(Data listing)
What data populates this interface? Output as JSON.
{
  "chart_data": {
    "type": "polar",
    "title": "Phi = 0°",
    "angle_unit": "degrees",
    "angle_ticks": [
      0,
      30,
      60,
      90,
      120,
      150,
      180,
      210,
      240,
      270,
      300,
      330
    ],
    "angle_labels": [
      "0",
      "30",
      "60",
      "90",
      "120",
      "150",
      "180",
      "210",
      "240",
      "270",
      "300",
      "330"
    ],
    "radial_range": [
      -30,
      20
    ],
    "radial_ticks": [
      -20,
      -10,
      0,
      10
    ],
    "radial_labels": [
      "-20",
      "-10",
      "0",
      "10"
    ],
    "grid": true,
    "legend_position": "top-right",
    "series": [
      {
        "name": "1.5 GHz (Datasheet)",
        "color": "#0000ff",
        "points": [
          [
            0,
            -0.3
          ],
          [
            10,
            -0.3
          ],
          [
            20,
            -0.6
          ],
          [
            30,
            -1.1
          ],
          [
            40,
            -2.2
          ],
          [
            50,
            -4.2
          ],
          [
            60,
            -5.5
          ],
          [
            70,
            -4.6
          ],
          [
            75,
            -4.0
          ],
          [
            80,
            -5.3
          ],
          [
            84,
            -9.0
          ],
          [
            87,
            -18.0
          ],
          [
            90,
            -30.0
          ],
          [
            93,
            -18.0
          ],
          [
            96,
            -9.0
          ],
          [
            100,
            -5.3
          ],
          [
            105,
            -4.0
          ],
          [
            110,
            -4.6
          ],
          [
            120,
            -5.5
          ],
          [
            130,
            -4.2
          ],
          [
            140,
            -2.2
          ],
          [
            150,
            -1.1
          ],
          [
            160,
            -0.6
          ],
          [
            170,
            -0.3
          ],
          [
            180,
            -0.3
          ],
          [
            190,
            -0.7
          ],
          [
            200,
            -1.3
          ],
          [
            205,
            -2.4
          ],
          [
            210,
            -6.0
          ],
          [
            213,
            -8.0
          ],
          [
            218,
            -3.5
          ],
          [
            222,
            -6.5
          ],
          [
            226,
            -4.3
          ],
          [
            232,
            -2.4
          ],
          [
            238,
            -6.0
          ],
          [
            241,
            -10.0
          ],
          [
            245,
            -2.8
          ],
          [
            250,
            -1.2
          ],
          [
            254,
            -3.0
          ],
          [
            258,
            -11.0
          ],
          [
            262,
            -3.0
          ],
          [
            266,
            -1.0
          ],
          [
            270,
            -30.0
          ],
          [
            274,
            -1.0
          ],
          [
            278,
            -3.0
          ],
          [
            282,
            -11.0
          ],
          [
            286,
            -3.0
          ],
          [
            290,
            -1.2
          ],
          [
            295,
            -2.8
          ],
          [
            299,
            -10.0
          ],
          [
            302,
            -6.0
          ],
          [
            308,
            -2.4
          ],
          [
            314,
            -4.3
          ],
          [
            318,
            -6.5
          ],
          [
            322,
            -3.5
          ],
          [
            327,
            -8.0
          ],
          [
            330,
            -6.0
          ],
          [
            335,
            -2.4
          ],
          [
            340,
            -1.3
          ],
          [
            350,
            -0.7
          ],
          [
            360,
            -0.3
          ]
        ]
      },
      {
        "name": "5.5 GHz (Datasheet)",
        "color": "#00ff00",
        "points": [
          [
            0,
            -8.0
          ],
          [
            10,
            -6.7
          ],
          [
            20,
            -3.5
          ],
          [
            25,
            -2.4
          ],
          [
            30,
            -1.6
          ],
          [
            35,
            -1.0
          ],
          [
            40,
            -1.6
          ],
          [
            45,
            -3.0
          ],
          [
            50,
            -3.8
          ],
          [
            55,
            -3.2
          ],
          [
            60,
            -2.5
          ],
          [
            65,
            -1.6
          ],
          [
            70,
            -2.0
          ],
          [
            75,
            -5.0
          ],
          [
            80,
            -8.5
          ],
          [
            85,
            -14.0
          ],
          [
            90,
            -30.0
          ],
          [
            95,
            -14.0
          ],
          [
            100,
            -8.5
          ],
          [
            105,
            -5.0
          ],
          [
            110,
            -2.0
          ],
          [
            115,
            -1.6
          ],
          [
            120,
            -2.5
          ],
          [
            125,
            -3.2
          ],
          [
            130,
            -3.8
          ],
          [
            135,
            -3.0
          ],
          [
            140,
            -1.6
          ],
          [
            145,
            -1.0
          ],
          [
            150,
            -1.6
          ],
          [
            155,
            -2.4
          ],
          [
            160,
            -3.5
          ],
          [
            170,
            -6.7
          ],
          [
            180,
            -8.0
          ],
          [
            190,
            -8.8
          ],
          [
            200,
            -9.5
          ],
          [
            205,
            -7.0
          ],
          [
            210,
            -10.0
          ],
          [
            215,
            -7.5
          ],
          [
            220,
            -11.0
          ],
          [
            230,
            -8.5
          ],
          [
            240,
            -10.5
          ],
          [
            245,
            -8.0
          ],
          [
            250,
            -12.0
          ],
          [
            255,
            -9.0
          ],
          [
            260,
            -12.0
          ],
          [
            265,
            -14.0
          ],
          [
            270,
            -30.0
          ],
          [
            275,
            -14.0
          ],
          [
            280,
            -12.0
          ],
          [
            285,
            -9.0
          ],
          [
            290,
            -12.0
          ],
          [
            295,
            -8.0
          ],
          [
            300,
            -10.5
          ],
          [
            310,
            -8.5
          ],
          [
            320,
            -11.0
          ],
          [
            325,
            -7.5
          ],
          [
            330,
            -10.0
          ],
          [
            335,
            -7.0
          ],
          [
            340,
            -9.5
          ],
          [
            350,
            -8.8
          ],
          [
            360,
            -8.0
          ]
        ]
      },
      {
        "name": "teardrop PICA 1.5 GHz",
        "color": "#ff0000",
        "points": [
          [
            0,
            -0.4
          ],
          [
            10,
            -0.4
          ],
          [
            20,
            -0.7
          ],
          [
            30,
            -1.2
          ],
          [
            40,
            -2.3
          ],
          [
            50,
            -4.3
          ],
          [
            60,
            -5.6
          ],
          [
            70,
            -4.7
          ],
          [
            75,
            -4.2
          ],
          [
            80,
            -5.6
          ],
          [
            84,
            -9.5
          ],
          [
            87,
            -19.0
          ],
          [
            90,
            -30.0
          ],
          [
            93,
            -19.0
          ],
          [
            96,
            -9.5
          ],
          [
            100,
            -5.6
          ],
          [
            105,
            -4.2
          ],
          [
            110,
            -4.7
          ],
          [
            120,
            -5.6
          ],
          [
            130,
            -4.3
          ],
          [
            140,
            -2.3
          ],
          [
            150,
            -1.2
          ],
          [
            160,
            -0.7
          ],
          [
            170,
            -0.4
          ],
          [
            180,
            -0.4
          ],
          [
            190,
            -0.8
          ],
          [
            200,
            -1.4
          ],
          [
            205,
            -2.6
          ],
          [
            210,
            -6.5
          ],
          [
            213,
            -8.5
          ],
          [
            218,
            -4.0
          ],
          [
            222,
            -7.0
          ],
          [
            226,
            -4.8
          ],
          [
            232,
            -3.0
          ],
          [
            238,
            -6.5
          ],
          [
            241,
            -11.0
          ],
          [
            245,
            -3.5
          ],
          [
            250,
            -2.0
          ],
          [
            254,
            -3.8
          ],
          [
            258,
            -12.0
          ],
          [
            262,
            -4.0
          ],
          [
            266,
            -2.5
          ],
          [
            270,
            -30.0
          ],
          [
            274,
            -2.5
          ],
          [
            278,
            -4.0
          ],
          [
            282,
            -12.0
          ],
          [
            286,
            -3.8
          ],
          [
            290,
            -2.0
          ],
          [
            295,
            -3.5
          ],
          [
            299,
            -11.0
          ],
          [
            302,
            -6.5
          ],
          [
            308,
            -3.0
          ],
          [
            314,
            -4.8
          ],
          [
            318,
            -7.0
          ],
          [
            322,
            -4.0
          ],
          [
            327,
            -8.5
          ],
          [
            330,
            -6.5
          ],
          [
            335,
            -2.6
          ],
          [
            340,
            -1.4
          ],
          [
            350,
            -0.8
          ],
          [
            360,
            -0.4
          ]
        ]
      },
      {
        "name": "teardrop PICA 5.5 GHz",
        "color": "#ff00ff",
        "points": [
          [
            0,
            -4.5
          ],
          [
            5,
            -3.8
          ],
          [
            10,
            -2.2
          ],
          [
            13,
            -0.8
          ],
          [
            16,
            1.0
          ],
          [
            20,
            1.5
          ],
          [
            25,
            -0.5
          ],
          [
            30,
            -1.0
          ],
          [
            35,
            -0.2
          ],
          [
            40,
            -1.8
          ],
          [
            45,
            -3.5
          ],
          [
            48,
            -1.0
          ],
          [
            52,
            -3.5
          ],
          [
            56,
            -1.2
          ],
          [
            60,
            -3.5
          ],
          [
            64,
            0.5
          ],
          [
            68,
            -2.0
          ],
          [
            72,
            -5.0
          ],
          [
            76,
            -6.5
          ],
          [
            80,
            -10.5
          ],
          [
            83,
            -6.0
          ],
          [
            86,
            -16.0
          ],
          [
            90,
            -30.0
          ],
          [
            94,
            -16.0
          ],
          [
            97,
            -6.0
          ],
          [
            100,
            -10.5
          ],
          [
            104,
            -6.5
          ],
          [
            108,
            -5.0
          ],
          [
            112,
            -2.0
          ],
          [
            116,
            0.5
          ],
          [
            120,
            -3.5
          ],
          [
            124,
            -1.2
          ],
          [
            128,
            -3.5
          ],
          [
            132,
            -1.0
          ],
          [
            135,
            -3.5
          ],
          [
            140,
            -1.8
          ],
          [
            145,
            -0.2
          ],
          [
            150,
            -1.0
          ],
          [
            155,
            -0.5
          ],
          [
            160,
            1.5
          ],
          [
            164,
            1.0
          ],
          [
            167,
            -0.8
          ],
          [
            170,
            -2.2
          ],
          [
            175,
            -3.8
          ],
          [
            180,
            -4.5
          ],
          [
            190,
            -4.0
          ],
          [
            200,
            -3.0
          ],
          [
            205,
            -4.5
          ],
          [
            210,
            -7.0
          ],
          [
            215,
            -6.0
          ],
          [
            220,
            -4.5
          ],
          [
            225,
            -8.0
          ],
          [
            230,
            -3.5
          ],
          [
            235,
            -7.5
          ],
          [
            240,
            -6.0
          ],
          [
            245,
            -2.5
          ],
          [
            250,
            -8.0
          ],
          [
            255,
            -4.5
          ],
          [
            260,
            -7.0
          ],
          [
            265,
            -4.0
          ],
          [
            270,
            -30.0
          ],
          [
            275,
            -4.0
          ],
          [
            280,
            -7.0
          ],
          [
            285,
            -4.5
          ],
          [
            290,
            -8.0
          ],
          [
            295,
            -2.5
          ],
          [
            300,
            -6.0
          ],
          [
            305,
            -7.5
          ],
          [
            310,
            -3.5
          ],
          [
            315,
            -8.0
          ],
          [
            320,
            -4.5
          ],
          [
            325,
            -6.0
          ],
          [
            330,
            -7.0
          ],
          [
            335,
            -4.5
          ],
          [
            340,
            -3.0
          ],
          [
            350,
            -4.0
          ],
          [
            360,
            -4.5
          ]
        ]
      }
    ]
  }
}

▸ EXERCISE DETAILS
Go through the entries above and pull out each line with "teardrop" in it.

▸ ANSWER TO THIS PROBLEM
        "name": "teardrop PICA 1.5 GHz",
        "name": "teardrop PICA 5.5 GHz",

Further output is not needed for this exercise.